Entries shown:
----

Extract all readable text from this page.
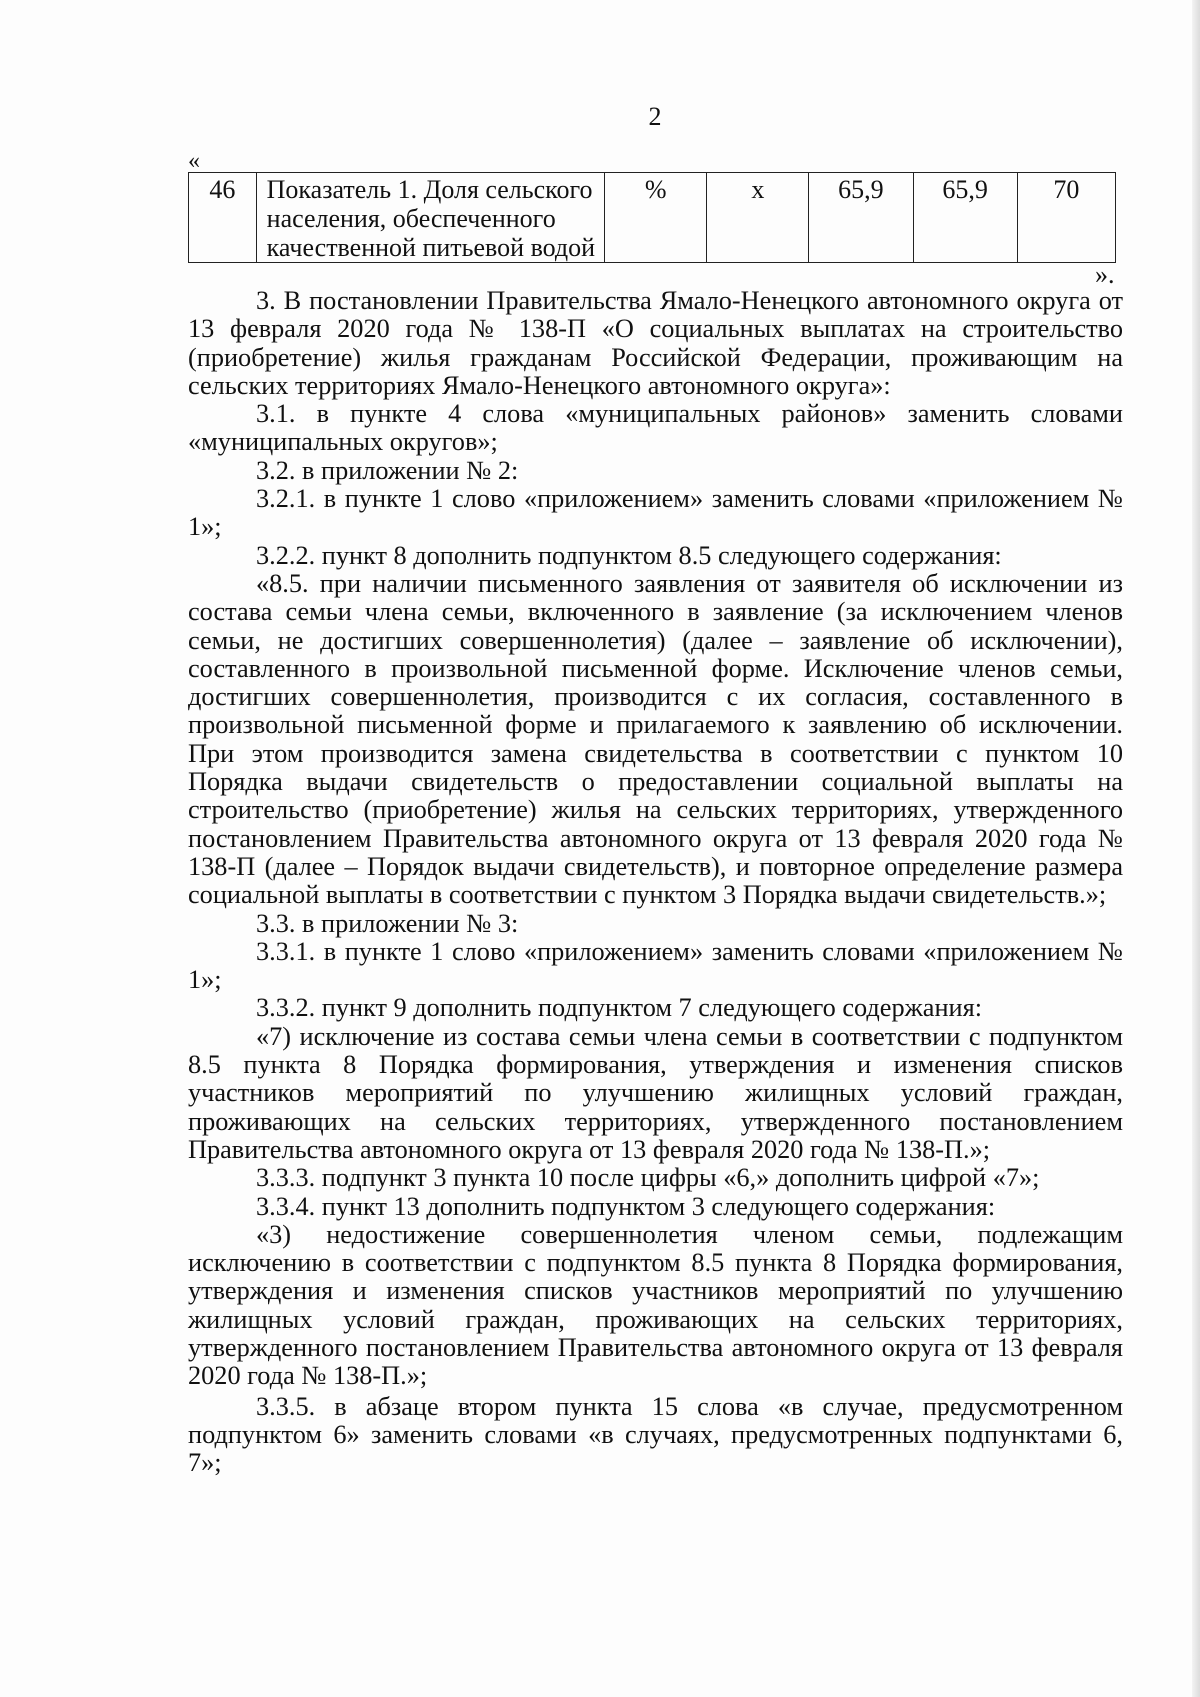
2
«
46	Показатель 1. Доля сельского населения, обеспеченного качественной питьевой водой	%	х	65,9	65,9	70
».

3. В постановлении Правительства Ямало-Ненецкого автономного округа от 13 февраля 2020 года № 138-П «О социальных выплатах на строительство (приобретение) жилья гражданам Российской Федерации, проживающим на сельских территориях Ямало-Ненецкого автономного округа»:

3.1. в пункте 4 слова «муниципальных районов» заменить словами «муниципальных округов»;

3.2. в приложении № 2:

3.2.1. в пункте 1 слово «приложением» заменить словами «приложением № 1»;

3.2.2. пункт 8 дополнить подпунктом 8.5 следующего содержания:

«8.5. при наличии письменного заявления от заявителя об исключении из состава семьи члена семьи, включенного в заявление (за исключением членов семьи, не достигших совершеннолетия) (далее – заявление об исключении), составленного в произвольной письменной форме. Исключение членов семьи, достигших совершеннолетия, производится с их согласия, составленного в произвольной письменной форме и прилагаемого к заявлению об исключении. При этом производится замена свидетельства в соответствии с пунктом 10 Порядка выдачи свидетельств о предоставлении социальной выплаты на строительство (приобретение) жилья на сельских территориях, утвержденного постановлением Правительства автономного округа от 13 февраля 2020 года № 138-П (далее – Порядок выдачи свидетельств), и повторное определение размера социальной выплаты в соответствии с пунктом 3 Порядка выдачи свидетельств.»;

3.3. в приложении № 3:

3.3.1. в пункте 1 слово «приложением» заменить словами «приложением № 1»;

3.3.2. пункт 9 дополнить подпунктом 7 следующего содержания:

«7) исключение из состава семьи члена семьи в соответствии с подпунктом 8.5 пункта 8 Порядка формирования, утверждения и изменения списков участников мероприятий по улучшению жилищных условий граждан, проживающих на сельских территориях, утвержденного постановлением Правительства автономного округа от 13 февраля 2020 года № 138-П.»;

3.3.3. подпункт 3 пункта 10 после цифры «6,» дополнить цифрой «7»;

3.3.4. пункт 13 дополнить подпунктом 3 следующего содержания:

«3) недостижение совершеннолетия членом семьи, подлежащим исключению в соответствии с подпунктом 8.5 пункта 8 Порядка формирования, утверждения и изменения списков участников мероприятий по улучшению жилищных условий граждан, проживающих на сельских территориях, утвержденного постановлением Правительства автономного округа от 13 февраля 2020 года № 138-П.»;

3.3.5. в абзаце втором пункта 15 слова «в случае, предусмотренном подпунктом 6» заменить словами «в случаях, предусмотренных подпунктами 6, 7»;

----

Aim of the task:
Without the pictures, repeat all the records word for word.

Response:
Extract all readable text from this page.
2
«
46	Показатель 1. Доля сельского населения, обеспеченного качественной питьевой водой	%	х	65,9	65,9	70
».

3. В постановлении Правительства Ямало-Ненецкого автономного округа от 13 февраля 2020 года № 138-П «О социальных выплатах на строительство (приобретение) жилья гражданам Российской Федерации, проживающим на сельских территориях Ямало-Ненецкого автономного округа»:

3.1. в пункте 4 слова «муниципальных районов» заменить словами «муниципальных округов»;

3.2. в приложении № 2:

3.2.1. в пункте 1 слово «приложением» заменить словами «приложением № 1»;

3.2.2. пункт 8 дополнить подпунктом 8.5 следующего содержания:

«8.5. при наличии письменного заявления от заявителя об исключении из состава семьи члена семьи, включенного в заявление (за исключением членов семьи, не достигших совершеннолетия) (далее – заявление об исключении), составленного в произвольной письменной форме. Исключение членов семьи, достигших совершеннолетия, производится с их согласия, составленного в произвольной письменной форме и прилагаемого к заявлению об исключении. При этом производится замена свидетельства в соответствии с пунктом 10 Порядка выдачи свидетельств о предоставлении социальной выплаты на строительство (приобретение) жилья на сельских территориях, утвержденного постановлением Правительства автономного округа от 13 февраля 2020 года № 138-П (далее – Порядок выдачи свидетельств), и повторное определение размера социальной выплаты в соответствии с пунктом 3 Порядка выдачи свидетельств.»;

3.3. в приложении № 3:

3.3.1. в пункте 1 слово «приложением» заменить словами «приложением № 1»;

3.3.2. пункт 9 дополнить подпунктом 7 следующего содержания:

«7) исключение из состава семьи члена семьи в соответствии с подпунктом 8.5 пункта 8 Порядка формирования, утверждения и изменения списков участников мероприятий по улучшению жилищных условий граждан, проживающих на сельских территориях, утвержденного постановлением Правительства автономного округа от 13 февраля 2020 года № 138-П.»;

3.3.3. подпункт 3 пункта 10 после цифры «6,» дополнить цифрой «7»;

3.3.4. пункт 13 дополнить подпунктом 3 следующего содержания:

«3) недостижение совершеннолетия членом семьи, подлежащим исключению в соответствии с подпунктом 8.5 пункта 8 Порядка формирования, утверждения и изменения списков участников мероприятий по улучшению жилищных условий граждан, проживающих на сельских территориях, утвержденного постановлением Правительства автономного округа от 13 февраля 2020 года № 138-П.»;

3.3.5. в абзаце втором пункта 15 слова «в случае, предусмотренном подпунктом 6» заменить словами «в случаях, предусмотренных подпунктами 6, 7»;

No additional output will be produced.